**INSTRUCTION**
Skip all pictures, then print the remaining material exactly.

Figure data in JSON
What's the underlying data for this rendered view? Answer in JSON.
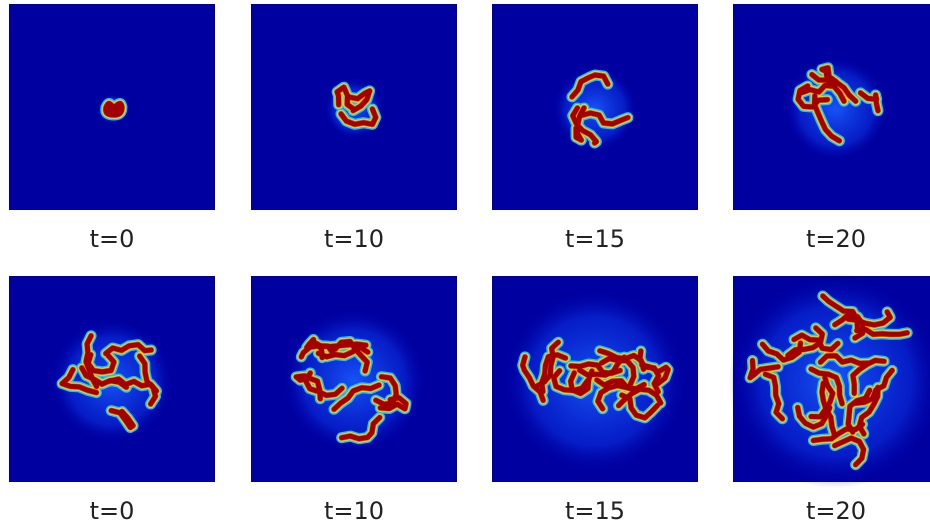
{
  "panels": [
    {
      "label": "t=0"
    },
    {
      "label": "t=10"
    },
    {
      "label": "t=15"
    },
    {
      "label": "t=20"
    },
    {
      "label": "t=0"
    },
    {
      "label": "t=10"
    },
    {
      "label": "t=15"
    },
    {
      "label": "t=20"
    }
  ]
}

**THE ANSWER**
What's the underlying data for this rendered view? Answer in JSON.
{
  "panels": [
    {
      "label": "t=0"
    },
    {
      "label": "t=10"
    },
    {
      "label": "t=15"
    },
    {
      "label": "t=20"
    },
    {
      "label": "t=0"
    },
    {
      "label": "t=10"
    },
    {
      "label": "t=15"
    },
    {
      "label": "t=20"
    }
  ]
}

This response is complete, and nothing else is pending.